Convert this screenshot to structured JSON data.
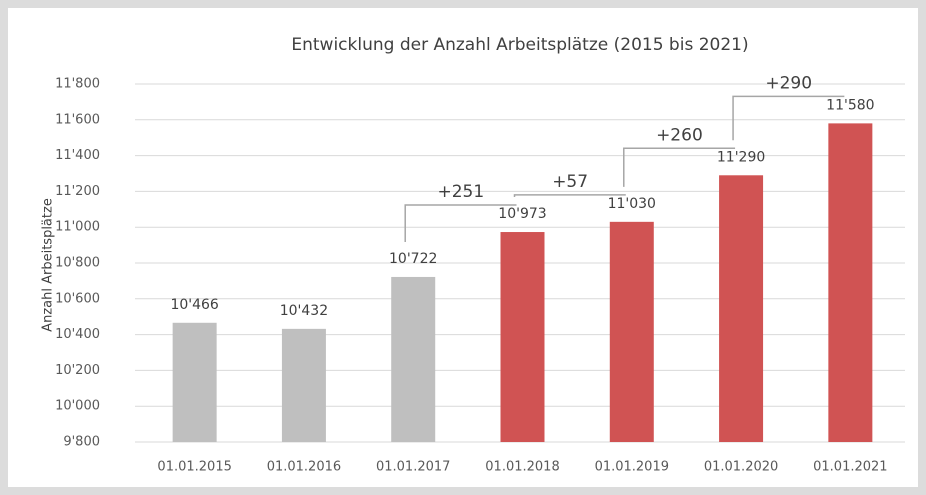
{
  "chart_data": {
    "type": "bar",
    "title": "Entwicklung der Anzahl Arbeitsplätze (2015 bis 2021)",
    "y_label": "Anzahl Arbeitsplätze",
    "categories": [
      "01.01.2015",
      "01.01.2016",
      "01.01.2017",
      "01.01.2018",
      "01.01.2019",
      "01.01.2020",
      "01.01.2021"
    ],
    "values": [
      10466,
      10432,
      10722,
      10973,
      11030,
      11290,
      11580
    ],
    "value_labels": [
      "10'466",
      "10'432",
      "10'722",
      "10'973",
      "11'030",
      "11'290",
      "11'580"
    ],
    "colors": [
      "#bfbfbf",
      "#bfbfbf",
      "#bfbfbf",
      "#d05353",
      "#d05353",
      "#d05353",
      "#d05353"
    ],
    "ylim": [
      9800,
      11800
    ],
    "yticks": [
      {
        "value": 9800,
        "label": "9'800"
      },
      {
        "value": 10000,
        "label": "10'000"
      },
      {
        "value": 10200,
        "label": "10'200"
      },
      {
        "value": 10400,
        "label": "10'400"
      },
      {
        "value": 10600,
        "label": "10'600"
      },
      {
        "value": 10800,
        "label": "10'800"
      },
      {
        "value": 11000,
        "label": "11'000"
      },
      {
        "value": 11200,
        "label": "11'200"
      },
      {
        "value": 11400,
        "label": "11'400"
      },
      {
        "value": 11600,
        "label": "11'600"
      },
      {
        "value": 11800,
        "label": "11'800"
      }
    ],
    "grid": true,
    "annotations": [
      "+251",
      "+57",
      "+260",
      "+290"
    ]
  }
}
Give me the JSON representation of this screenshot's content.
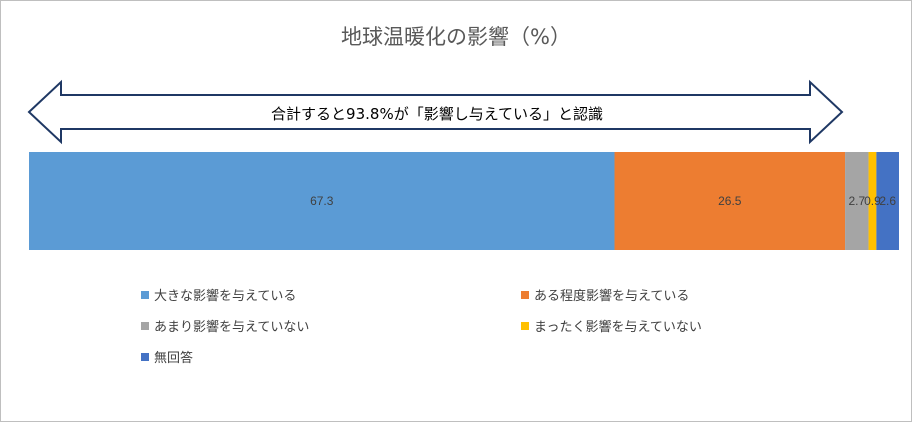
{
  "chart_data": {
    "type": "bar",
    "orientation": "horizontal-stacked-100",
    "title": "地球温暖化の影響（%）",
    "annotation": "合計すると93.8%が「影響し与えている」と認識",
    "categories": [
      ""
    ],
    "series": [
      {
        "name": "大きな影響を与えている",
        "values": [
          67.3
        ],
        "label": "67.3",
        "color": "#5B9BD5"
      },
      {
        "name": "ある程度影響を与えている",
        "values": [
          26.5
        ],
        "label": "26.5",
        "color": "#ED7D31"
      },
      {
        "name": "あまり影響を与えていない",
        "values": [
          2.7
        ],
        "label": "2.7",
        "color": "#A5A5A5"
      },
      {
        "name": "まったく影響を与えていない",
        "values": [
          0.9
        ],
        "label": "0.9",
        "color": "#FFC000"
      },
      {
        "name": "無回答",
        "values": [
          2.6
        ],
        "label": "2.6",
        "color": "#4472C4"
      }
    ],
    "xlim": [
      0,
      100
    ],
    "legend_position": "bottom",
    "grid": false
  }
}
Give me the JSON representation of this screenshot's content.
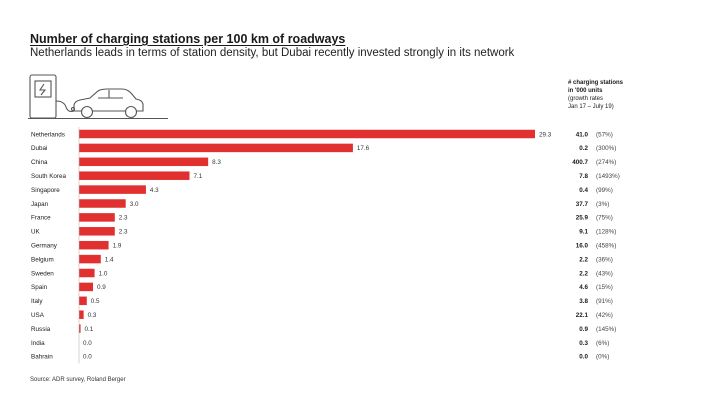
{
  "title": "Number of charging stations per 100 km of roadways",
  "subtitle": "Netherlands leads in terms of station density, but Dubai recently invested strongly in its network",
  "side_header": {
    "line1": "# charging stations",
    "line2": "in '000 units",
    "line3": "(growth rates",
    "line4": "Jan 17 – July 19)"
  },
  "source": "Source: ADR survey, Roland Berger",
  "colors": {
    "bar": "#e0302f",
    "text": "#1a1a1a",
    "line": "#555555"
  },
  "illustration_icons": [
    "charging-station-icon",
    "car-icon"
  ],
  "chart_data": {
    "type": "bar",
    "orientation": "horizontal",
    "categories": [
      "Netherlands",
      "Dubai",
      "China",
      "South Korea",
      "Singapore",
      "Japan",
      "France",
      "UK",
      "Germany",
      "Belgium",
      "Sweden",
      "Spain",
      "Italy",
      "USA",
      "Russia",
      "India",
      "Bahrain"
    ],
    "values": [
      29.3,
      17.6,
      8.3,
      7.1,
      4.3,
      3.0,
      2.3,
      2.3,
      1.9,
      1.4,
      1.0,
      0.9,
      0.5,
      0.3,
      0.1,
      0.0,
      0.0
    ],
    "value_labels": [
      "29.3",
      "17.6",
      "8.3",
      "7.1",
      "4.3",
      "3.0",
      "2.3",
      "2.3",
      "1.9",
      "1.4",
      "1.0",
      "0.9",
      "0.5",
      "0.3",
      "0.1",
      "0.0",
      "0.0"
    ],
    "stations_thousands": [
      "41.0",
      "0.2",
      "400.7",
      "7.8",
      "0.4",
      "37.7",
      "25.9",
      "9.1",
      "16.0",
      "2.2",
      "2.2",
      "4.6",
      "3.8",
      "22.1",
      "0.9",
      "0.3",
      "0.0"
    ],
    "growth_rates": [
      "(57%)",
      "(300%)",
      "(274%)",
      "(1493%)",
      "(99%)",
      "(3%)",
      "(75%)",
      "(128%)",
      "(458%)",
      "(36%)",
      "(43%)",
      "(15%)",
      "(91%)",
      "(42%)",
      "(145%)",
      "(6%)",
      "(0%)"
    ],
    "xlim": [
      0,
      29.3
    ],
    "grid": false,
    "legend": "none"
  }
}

******

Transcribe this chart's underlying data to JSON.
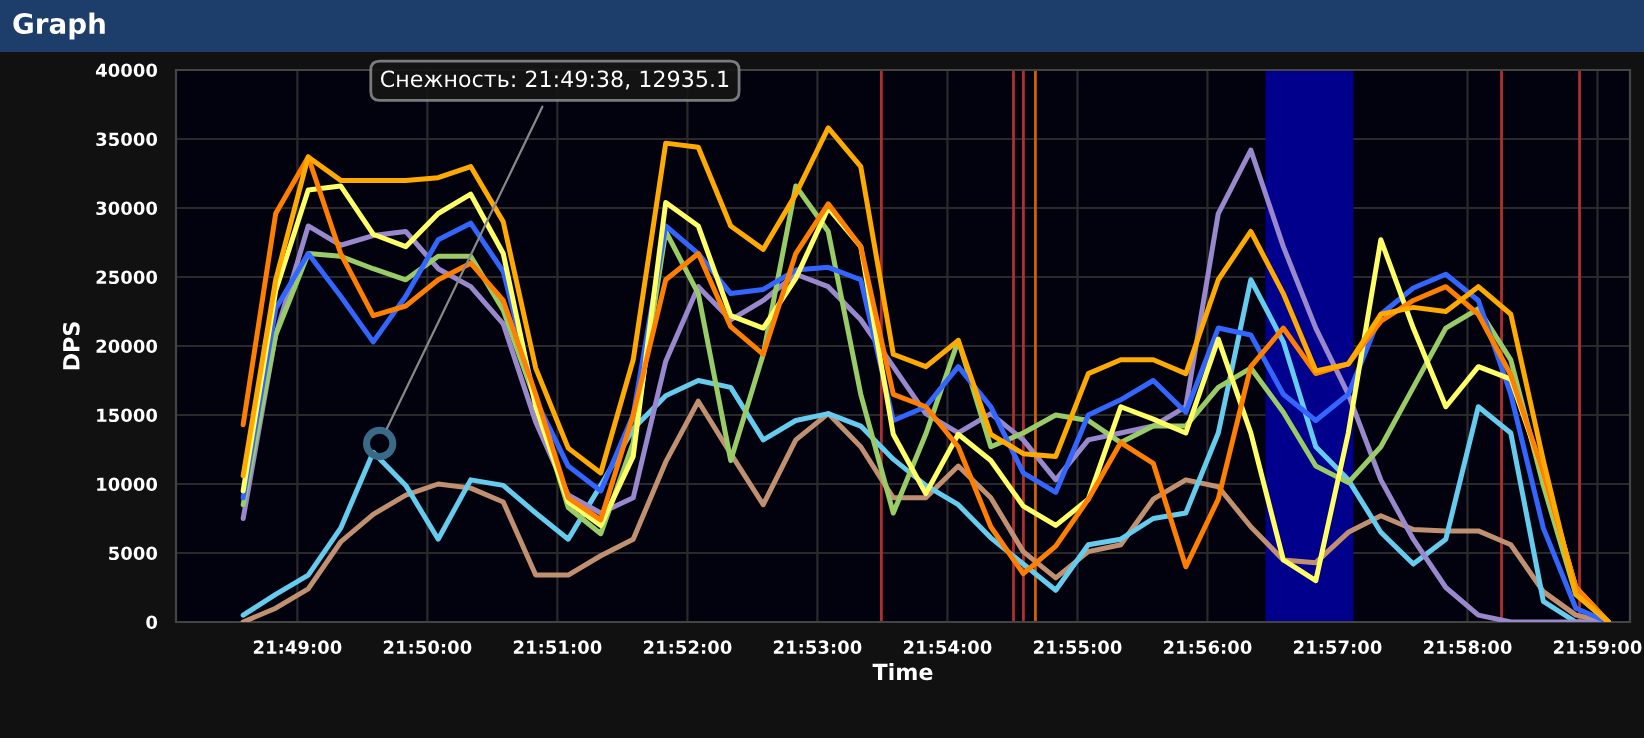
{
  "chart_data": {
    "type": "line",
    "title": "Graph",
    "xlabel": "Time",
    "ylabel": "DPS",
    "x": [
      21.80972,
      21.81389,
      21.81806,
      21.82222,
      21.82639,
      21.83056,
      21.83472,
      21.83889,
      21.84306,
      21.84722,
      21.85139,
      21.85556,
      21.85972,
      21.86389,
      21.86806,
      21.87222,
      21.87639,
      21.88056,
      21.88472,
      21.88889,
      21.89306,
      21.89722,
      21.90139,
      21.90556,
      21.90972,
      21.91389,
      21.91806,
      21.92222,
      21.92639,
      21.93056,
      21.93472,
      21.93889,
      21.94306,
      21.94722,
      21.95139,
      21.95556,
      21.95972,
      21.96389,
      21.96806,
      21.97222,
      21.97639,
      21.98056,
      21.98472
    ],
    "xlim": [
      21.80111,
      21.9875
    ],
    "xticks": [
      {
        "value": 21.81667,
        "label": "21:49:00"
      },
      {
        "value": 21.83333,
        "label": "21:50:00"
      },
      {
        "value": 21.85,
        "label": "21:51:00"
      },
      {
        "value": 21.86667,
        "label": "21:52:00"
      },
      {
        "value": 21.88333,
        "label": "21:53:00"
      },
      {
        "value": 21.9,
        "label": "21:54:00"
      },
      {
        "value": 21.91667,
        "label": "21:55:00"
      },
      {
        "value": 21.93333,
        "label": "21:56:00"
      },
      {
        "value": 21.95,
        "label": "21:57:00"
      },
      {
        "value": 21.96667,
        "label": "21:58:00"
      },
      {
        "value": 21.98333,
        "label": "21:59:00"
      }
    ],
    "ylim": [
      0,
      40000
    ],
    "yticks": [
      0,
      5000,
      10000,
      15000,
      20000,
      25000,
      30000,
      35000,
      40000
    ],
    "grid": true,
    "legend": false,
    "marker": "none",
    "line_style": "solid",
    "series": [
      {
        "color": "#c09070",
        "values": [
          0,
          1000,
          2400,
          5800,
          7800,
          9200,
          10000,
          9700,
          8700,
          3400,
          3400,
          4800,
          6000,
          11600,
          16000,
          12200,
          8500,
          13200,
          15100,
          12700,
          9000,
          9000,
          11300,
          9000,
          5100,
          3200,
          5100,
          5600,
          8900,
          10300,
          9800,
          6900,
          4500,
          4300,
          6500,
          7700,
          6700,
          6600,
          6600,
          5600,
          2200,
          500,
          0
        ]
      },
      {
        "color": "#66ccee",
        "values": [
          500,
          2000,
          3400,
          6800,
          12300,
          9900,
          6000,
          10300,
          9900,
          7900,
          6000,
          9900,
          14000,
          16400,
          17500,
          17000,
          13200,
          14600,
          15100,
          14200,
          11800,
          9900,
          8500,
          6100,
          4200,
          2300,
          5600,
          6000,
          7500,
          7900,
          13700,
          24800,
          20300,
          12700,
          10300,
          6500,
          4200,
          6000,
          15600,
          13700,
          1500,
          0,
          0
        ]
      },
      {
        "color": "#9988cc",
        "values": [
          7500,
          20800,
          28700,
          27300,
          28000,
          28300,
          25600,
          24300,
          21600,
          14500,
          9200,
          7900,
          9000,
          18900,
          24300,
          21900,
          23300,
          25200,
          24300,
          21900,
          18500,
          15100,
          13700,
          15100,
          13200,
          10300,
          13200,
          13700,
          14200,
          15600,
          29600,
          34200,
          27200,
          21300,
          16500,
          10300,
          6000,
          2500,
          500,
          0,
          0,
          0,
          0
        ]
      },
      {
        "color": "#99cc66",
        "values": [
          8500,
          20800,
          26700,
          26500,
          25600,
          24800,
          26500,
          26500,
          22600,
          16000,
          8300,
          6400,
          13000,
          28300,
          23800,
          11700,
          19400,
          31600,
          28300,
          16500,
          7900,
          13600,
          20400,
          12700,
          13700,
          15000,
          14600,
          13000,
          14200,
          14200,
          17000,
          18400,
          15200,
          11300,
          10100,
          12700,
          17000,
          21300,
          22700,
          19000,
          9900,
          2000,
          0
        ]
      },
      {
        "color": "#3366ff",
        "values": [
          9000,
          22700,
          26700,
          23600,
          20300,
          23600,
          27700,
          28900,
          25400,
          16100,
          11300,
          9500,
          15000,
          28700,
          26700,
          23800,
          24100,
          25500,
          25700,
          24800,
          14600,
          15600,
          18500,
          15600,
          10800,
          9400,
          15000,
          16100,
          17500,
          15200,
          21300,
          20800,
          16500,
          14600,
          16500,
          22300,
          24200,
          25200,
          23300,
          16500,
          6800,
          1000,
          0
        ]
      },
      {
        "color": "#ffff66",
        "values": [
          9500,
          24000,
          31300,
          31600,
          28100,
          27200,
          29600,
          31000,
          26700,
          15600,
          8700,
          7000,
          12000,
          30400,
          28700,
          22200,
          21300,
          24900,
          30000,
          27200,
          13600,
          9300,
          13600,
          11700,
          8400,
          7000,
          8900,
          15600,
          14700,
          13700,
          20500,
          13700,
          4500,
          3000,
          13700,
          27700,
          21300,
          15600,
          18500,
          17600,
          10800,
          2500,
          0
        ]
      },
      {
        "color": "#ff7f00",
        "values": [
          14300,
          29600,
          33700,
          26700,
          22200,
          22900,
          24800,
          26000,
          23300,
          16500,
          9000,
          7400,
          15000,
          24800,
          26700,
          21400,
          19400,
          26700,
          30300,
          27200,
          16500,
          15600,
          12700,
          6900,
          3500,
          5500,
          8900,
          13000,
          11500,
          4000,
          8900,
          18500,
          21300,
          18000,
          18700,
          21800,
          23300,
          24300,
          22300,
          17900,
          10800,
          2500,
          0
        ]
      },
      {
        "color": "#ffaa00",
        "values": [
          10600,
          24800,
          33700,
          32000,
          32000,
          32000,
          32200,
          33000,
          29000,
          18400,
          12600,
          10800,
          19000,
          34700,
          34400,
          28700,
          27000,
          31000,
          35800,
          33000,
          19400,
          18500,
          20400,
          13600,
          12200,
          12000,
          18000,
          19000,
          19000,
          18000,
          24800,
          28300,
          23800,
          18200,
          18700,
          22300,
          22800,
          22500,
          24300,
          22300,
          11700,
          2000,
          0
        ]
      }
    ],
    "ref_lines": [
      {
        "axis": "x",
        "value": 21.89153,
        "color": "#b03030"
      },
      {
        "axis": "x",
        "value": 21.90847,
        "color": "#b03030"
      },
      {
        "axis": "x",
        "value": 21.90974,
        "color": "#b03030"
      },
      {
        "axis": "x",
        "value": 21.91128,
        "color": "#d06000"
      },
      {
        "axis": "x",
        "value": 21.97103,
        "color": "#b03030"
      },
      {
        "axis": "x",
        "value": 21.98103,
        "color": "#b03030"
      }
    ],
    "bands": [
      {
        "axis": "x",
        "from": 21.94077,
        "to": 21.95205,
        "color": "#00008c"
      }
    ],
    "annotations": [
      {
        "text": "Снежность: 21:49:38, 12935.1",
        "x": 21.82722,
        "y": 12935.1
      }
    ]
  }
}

******

What is expected: Go through the material and copy out every line with "text" in it.

Answer in full:
    "text": "#1a1a1a",
        "text": "Снежность: 21:49:38, 12935.1",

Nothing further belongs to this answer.